▸ EXERCISE DESCRIPTION:
Show all lines holding "cursor".

▸ LISTING:
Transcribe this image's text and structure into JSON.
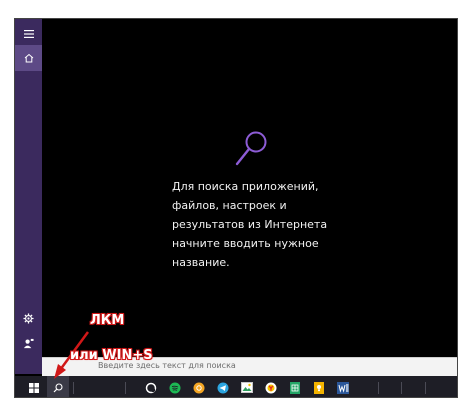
{
  "sidebar": {
    "items": [
      {
        "icon": "hamburger-icon"
      },
      {
        "icon": "home-icon"
      },
      {
        "icon": "gear-icon"
      },
      {
        "icon": "user-feedback-icon"
      }
    ]
  },
  "main": {
    "hint_text": "Для поиска приложений,\nфайлов, настроек и\nрезультатов из Интернета\nначните вводить нужное\nназвание."
  },
  "search_box": {
    "placeholder": "Введите здесь текст для поиска"
  },
  "taskbar": {
    "icons": [
      "windows-start-icon",
      "search-icon",
      "cortana-icon",
      "spotify-icon",
      "media-player-icon",
      "telegram-icon",
      "photos-icon",
      "yandex-browser-icon",
      "sheets-icon",
      "notes-icon",
      "word-icon"
    ]
  },
  "annotation": {
    "line1": "ЛКМ",
    "line2": "или WIN+S",
    "color": "#d11818"
  },
  "colors": {
    "accent": "#8d5cd6",
    "sidebar": "#3b2a5e"
  }
}
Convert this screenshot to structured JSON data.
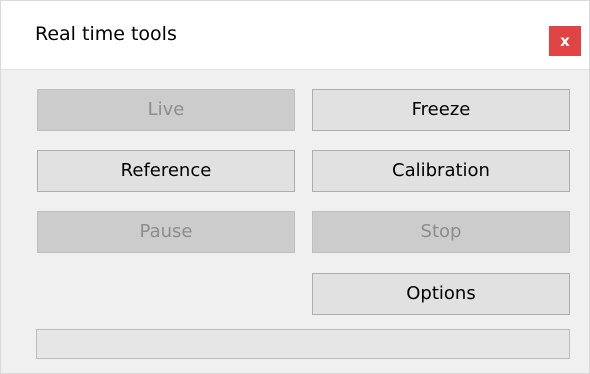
{
  "window": {
    "title": "Real time tools",
    "close_label": "x"
  },
  "buttons": {
    "live": {
      "label": "Live",
      "enabled": false
    },
    "freeze": {
      "label": "Freeze",
      "enabled": true
    },
    "reference": {
      "label": "Reference",
      "enabled": true
    },
    "calibration": {
      "label": "Calibration",
      "enabled": true
    },
    "pause": {
      "label": "Pause",
      "enabled": false
    },
    "stop": {
      "label": "Stop",
      "enabled": false
    },
    "options": {
      "label": "Options",
      "enabled": true
    }
  },
  "progress": {
    "value_percent": 0
  },
  "colors": {
    "close_button": "#e04343",
    "button_enabled": "#e1e1e1",
    "button_disabled": "#cccccc",
    "disabled_text": "#8c8c8c"
  }
}
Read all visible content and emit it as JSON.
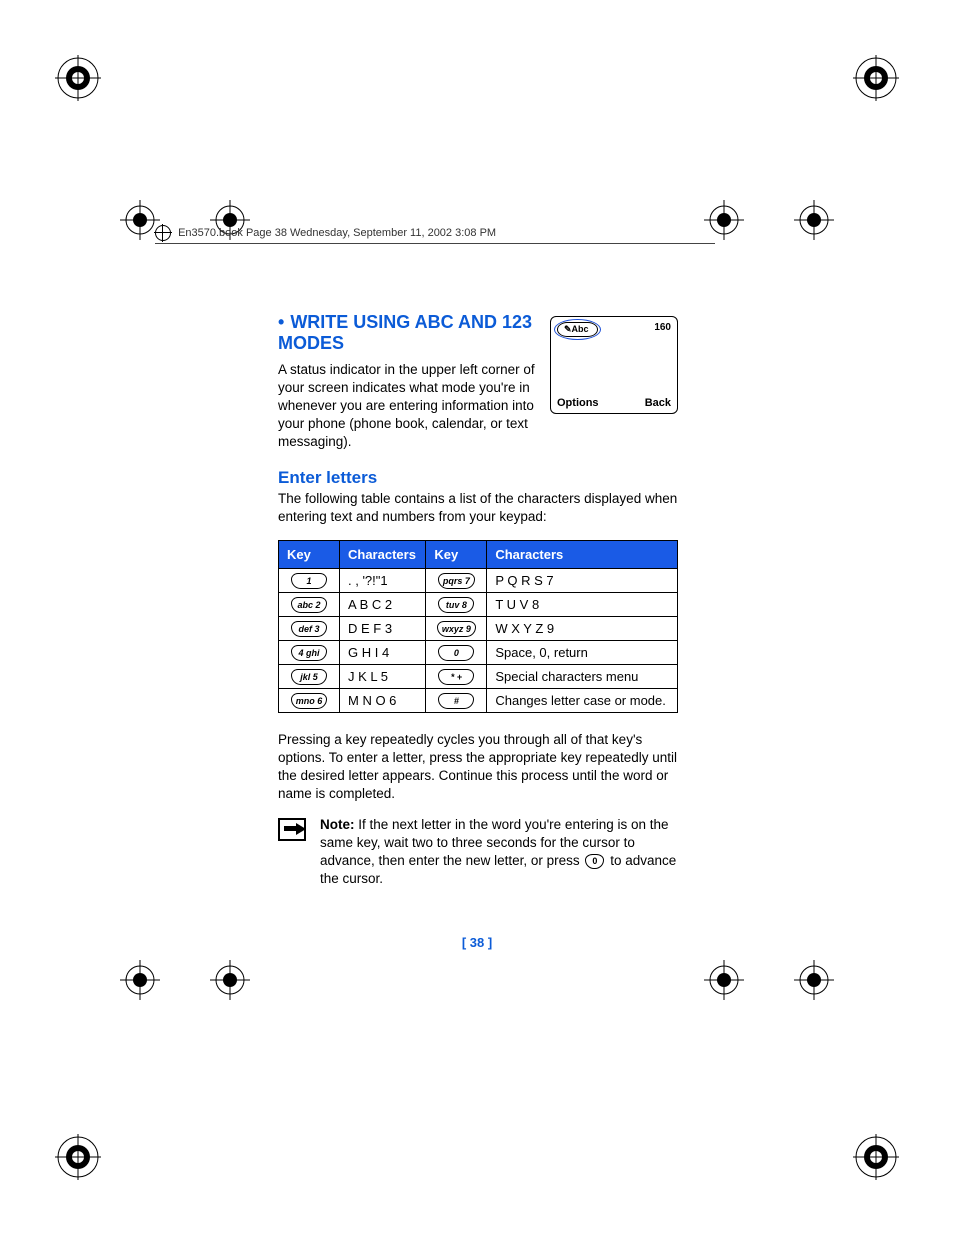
{
  "header_line": "En3570.book  Page 38  Wednesday, September 11, 2002  3:08 PM",
  "section_bullet": "•",
  "section_title": "WRITE USING ABC AND 123 MODES",
  "intro_paragraph": "A status indicator in the upper left corner of your screen indicates what mode you're in whenever you are entering information into your phone (phone book, calendar, or text messaging).",
  "screen": {
    "indicator": "Abc",
    "counter": "160",
    "soft_left": "Options",
    "soft_right": "Back"
  },
  "sub_heading": "Enter letters",
  "sub_intro": "The following table contains a list of the characters displayed when entering text and numbers from your keypad:",
  "table": {
    "headers": {
      "key1": "Key",
      "chars1": "Characters",
      "key2": "Key",
      "chars2": "Characters"
    },
    "rows": [
      {
        "k1": "1",
        "c1": ". , '?!\"1",
        "k2": "pqrs 7",
        "c2": "P Q R S 7"
      },
      {
        "k1": "abc 2",
        "c1": "A B C 2",
        "k2": "tuv 8",
        "c2": "T U V 8"
      },
      {
        "k1": "def 3",
        "c1": "D E F 3",
        "k2": "wxyz 9",
        "c2": "W X Y Z 9"
      },
      {
        "k1": "4 ghi",
        "c1": "G H I 4",
        "k2": "0",
        "c2": "Space, 0, return"
      },
      {
        "k1": "jkl 5",
        "c1": "J K L 5",
        "k2": "* +",
        "c2": "Special characters menu"
      },
      {
        "k1": "mno 6",
        "c1": "M N O 6",
        "k2": "#",
        "c2": "Changes letter case or mode."
      }
    ]
  },
  "after_table_paragraph": "Pressing a key repeatedly cycles you through all of that key's options. To enter a letter, press the appropriate key repeatedly until the desired letter appears. Continue this process until the word or name is completed.",
  "note": {
    "label": "Note:",
    "text_before_key": " If the next letter in the word you're entering is on the same key, wait two to three seconds for the cursor to advance, then enter the new letter, or press ",
    "inline_key_label": "0",
    "text_after_key": " to advance the cursor."
  },
  "page_number": "[ 38 ]"
}
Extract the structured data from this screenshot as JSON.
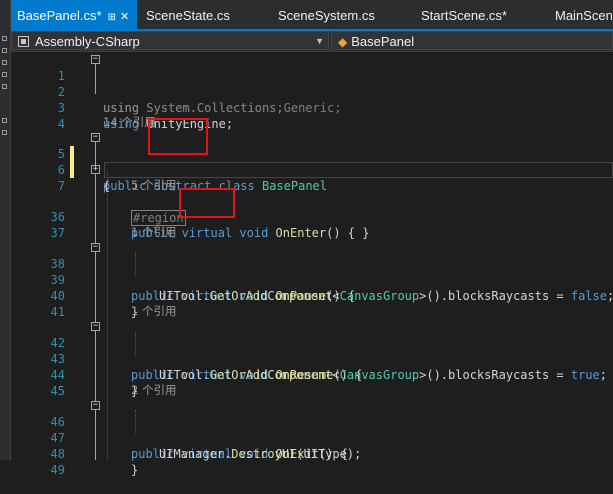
{
  "tabs": [
    {
      "label": "BasePanel.cs*",
      "active": true
    },
    {
      "label": "SceneState.cs"
    },
    {
      "label": "SceneSystem.cs"
    },
    {
      "label": "StartScene.cs*"
    },
    {
      "label": "MainScen"
    }
  ],
  "navbar": {
    "project": "Assembly-CSharp",
    "class": "BasePanel"
  },
  "icons": {
    "pin": "pin-icon",
    "close": "close-icon",
    "dropdown": "chevron-down-icon",
    "project": "csharp-project-icon",
    "class": "class-icon",
    "fold_collapse": "minus-box-icon",
    "fold_expand": "plus-box-icon"
  },
  "colors": {
    "keyword": "#569cd6",
    "type": "#4ec9b0",
    "method": "#dcdcaa",
    "text": "#d4d4d4",
    "line_number": "#2b91af",
    "hint": "#999999",
    "accent": "#007acc",
    "highlight_box": "#e51414"
  },
  "code": {
    "using1": {
      "ln": "1",
      "kw": "using",
      "rest": " System.Collections;"
    },
    "using2": {
      "ln": "2",
      "kw": "using",
      "rest": " System.Collections.Generic;"
    },
    "using3": {
      "ln": "3",
      "kw": "using",
      "rest": " UnityEngine;"
    },
    "ln4": "4",
    "hint_class": "14 个引用",
    "class_decl": {
      "ln": "5",
      "kw1": "public",
      "kw2": "abstract",
      "kw3": "class",
      "name": "BasePanel"
    },
    "brace_open": {
      "ln": "6",
      "text": "{"
    },
    "region": {
      "ln": "7",
      "text": "#region"
    },
    "hint_enter": "5 个引用",
    "enter": {
      "ln": "36",
      "kw1": "public",
      "kw2": "virtual",
      "kw3": "void",
      "name": "OnEnter",
      "rest": "() { }"
    },
    "ln37": "37",
    "hint_pause": "1 个引用",
    "pause": {
      "ln": "38",
      "kw1": "public",
      "kw2": "virtual",
      "kw3": "void",
      "name": "OnPause",
      "rest": "() {"
    },
    "pause_body": {
      "ln": "39",
      "obj": "UITool.",
      "fn": "GetOrAddComponent",
      "lt": "<",
      "ty": "CanvasGroup",
      "gt": ">",
      "mid": "().blocksRaycasts = ",
      "val": "false",
      "end": ";"
    },
    "pause_close": {
      "ln": "40",
      "text": "}"
    },
    "ln41": "41",
    "hint_resume": "1 个引用",
    "resume": {
      "ln": "42",
      "kw1": "public",
      "kw2": "virtual",
      "kw3": "void",
      "name": "OnResume",
      "rest": "() {"
    },
    "resume_body": {
      "ln": "43",
      "obj": "UITool.",
      "fn": "GetOrAddComponent",
      "lt": "<",
      "ty": "CanvasGroup",
      "gt": ">",
      "mid": "().blocksRaycasts = ",
      "val": "true",
      "end": ";"
    },
    "resume_close": {
      "ln": "44",
      "text": "}"
    },
    "ln45": "45",
    "hint_exit": "2 个引用",
    "exit": {
      "ln": "46",
      "kw1": "public",
      "kw2": "virtual",
      "kw3": "void",
      "name": "OnExit",
      "rest": "() {"
    },
    "exit_body": {
      "ln": "47",
      "obj": "UIManager.",
      "fn": "DestroyUI",
      "rest": "(UIType);"
    },
    "exit_close": {
      "ln": "48",
      "text": "}"
    },
    "ln49": "49"
  }
}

▸ CORRECT OUTPUT:
    "text_before_key": " If the next letter in the word you're entering is on the same key, wait two to three seconds for the cursor to advance, then enter the new letter, or press ",
    "text_after_key": " to advance the cursor."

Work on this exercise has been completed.